Entries from a visual dataset:
+++
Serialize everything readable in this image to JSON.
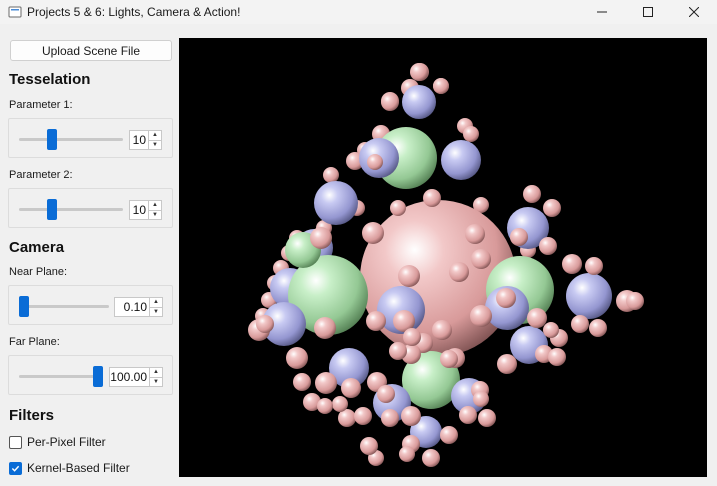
{
  "window": {
    "title": "Projects 5 & 6: Lights, Camera & Action!",
    "minimize_icon": "minimize-icon",
    "maximize_icon": "maximize-icon",
    "close_icon": "close-icon"
  },
  "sidebar": {
    "upload_label": "Upload Scene File",
    "tesselation": {
      "heading": "Tesselation",
      "param1": {
        "label": "Parameter 1:",
        "value": "10",
        "level": 0.3
      },
      "param2": {
        "label": "Parameter 2:",
        "value": "10",
        "level": 0.3
      }
    },
    "camera": {
      "heading": "Camera",
      "near": {
        "label": "Near Plane:",
        "value": "0.10",
        "level": 0.0
      },
      "far": {
        "label": "Far Plane:",
        "value": "100.00",
        "level": 1.0
      }
    },
    "filters": {
      "heading": "Filters",
      "per_pixel": {
        "label": "Per-Pixel Filter",
        "checked": false
      },
      "kernel": {
        "label": "Kernel-Based Filter",
        "checked": true
      }
    }
  },
  "viewport": {
    "scene": "recursive-spheres-render",
    "colors": {
      "background": "#000000",
      "pink": "#e8b0b0",
      "green": "#a8dca8",
      "blue": "#a8aae0"
    }
  }
}
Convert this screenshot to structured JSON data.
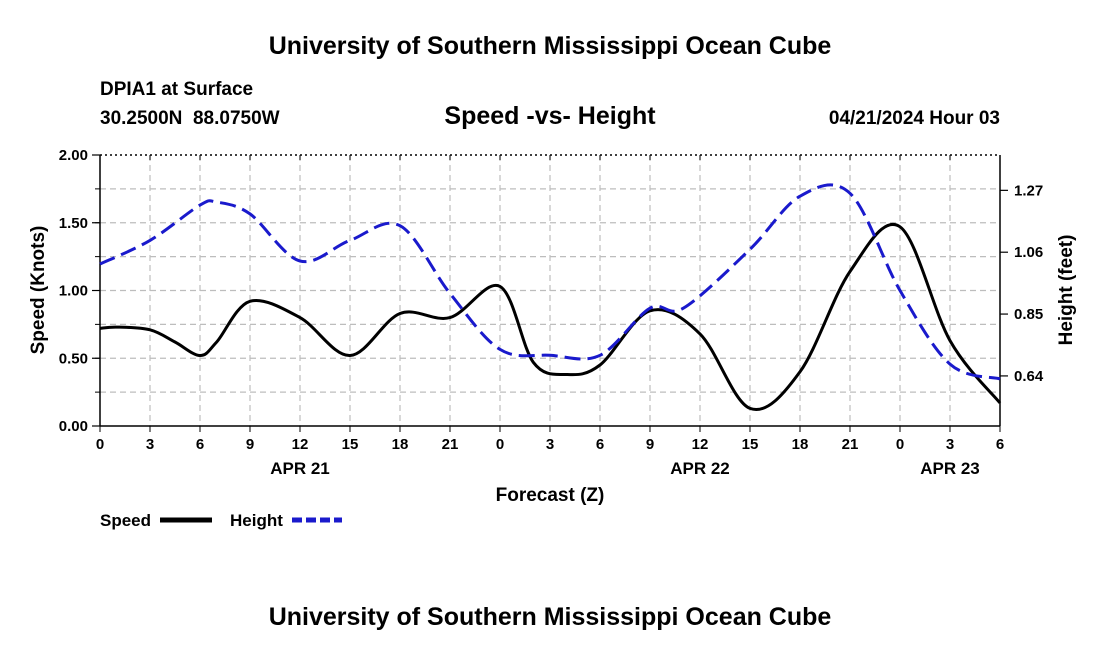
{
  "header": {
    "title": "University of Southern Mississippi Ocean Cube",
    "station": "DPIA1 at Surface",
    "coords": "30.2500N  88.0750W",
    "subtitle": "Speed -vs- Height",
    "date": "04/21/2024 Hour 03"
  },
  "footer": {
    "title": "University of Southern Mississippi Ocean Cube"
  },
  "colors": {
    "speed": "#000000",
    "height": "#1a1acc",
    "grid": "#bdbdbd"
  },
  "chart_data": {
    "type": "line",
    "xlabel": "Forecast (Z)",
    "ylabel": "Speed (Knots)",
    "y2label": "Height (feet)",
    "x_hours_range": [
      0,
      54
    ],
    "x_tick_labels": [
      "0",
      "3",
      "6",
      "9",
      "12",
      "15",
      "18",
      "21",
      "0",
      "3",
      "6",
      "9",
      "12",
      "15",
      "18",
      "21",
      "0",
      "3",
      "6"
    ],
    "day_labels": [
      {
        "text": "APR 21",
        "hour": 12
      },
      {
        "text": "APR 22",
        "hour": 36
      },
      {
        "text": "APR 23",
        "hour": 51
      }
    ],
    "ylim": [
      0,
      2.0
    ],
    "y_ticks": [
      0,
      0.5,
      1.0,
      1.5,
      2.0
    ],
    "y_tick_labels": [
      "0.00",
      "0.50",
      "1.00",
      "1.50",
      "2.00"
    ],
    "y2lim": [
      0.47,
      1.39
    ],
    "y2_ticks": [
      0.64,
      0.85,
      1.06,
      1.27
    ],
    "y2_tick_labels": [
      "0.64",
      "0.85",
      "1.06",
      "1.27"
    ],
    "series": [
      {
        "name": "Speed",
        "axis": "left",
        "x": [
          0,
          1,
          3,
          4.5,
          6,
          7,
          9,
          12,
          15,
          18,
          21,
          24,
          26,
          28,
          30,
          33,
          36,
          39,
          42,
          45,
          48,
          51,
          54
        ],
        "values": [
          0.72,
          0.73,
          0.71,
          0.62,
          0.52,
          0.62,
          0.92,
          0.8,
          0.52,
          0.83,
          0.8,
          1.03,
          0.47,
          0.38,
          0.45,
          0.85,
          0.68,
          0.13,
          0.4,
          1.14,
          1.47,
          0.63,
          0.17
        ]
      },
      {
        "name": "Height",
        "axis": "right",
        "x": [
          0,
          3,
          6,
          7,
          9,
          12,
          15,
          18,
          21,
          24,
          27,
          30,
          33,
          35,
          39,
          42,
          45,
          48,
          51,
          54
        ],
        "values": [
          1.02,
          1.1,
          1.22,
          1.23,
          1.19,
          1.03,
          1.1,
          1.15,
          0.92,
          0.73,
          0.71,
          0.71,
          0.87,
          0.87,
          1.07,
          1.25,
          1.26,
          0.93,
          0.68,
          0.63
        ]
      }
    ],
    "legend": [
      {
        "label": "Speed",
        "series": "Speed"
      },
      {
        "label": "Height",
        "series": "Height"
      }
    ],
    "legend_position": "bottom-left"
  }
}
+++
→ Task brief
Take the listing above and restate it word for word, without its pictures.

→ Answer
Serialize everything readable in this image to JSON.
{
  "window": {
    "title": "Projects 5 & 6: Lights, Camera & Action!",
    "minimize_icon": "minimize-icon",
    "maximize_icon": "maximize-icon",
    "close_icon": "close-icon"
  },
  "sidebar": {
    "upload_label": "Upload Scene File",
    "tesselation": {
      "heading": "Tesselation",
      "param1": {
        "label": "Parameter 1:",
        "value": "10",
        "level": 0.3
      },
      "param2": {
        "label": "Parameter 2:",
        "value": "10",
        "level": 0.3
      }
    },
    "camera": {
      "heading": "Camera",
      "near": {
        "label": "Near Plane:",
        "value": "0.10",
        "level": 0.0
      },
      "far": {
        "label": "Far Plane:",
        "value": "100.00",
        "level": 1.0
      }
    },
    "filters": {
      "heading": "Filters",
      "per_pixel": {
        "label": "Per-Pixel Filter",
        "checked": false
      },
      "kernel": {
        "label": "Kernel-Based Filter",
        "checked": true
      }
    }
  },
  "viewport": {
    "scene": "recursive-spheres-render",
    "colors": {
      "background": "#000000",
      "pink": "#e8b0b0",
      "green": "#a8dca8",
      "blue": "#a8aae0"
    }
  }
}
Convert this screenshot to structured JSON data.
{
  "header": {
    "title": "University of Southern Mississippi Ocean Cube",
    "station": "DPIA1 at Surface",
    "coords": "30.2500N  88.0750W",
    "subtitle": "Speed -vs- Height",
    "date": "04/21/2024 Hour 03"
  },
  "footer": {
    "title": "University of Southern Mississippi Ocean Cube"
  },
  "colors": {
    "speed": "#000000",
    "height": "#1a1acc",
    "grid": "#bdbdbd"
  },
  "chart_data": {
    "type": "line",
    "xlabel": "Forecast (Z)",
    "ylabel": "Speed (Knots)",
    "y2label": "Height (feet)",
    "x_hours_range": [
      0,
      54
    ],
    "x_tick_labels": [
      "0",
      "3",
      "6",
      "9",
      "12",
      "15",
      "18",
      "21",
      "0",
      "3",
      "6",
      "9",
      "12",
      "15",
      "18",
      "21",
      "0",
      "3",
      "6"
    ],
    "day_labels": [
      {
        "text": "APR 21",
        "hour": 12
      },
      {
        "text": "APR 22",
        "hour": 36
      },
      {
        "text": "APR 23",
        "hour": 51
      }
    ],
    "ylim": [
      0,
      2.0
    ],
    "y_ticks": [
      0,
      0.5,
      1.0,
      1.5,
      2.0
    ],
    "y_tick_labels": [
      "0.00",
      "0.50",
      "1.00",
      "1.50",
      "2.00"
    ],
    "y2lim": [
      0.47,
      1.39
    ],
    "y2_ticks": [
      0.64,
      0.85,
      1.06,
      1.27
    ],
    "y2_tick_labels": [
      "0.64",
      "0.85",
      "1.06",
      "1.27"
    ],
    "series": [
      {
        "name": "Speed",
        "axis": "left",
        "x": [
          0,
          1,
          3,
          4.5,
          6,
          7,
          9,
          12,
          15,
          18,
          21,
          24,
          26,
          28,
          30,
          33,
          36,
          39,
          42,
          45,
          48,
          51,
          54
        ],
        "values": [
          0.72,
          0.73,
          0.71,
          0.62,
          0.52,
          0.62,
          0.92,
          0.8,
          0.52,
          0.83,
          0.8,
          1.03,
          0.47,
          0.38,
          0.45,
          0.85,
          0.68,
          0.13,
          0.4,
          1.14,
          1.47,
          0.63,
          0.17
        ]
      },
      {
        "name": "Height",
        "axis": "right",
        "x": [
          0,
          3,
          6,
          7,
          9,
          12,
          15,
          18,
          21,
          24,
          27,
          30,
          33,
          35,
          39,
          42,
          45,
          48,
          51,
          54
        ],
        "values": [
          1.02,
          1.1,
          1.22,
          1.23,
          1.19,
          1.03,
          1.1,
          1.15,
          0.92,
          0.73,
          0.71,
          0.71,
          0.87,
          0.87,
          1.07,
          1.25,
          1.26,
          0.93,
          0.68,
          0.63
        ]
      }
    ],
    "legend": [
      {
        "label": "Speed",
        "series": "Speed"
      },
      {
        "label": "Height",
        "series": "Height"
      }
    ],
    "legend_position": "bottom-left"
  }
}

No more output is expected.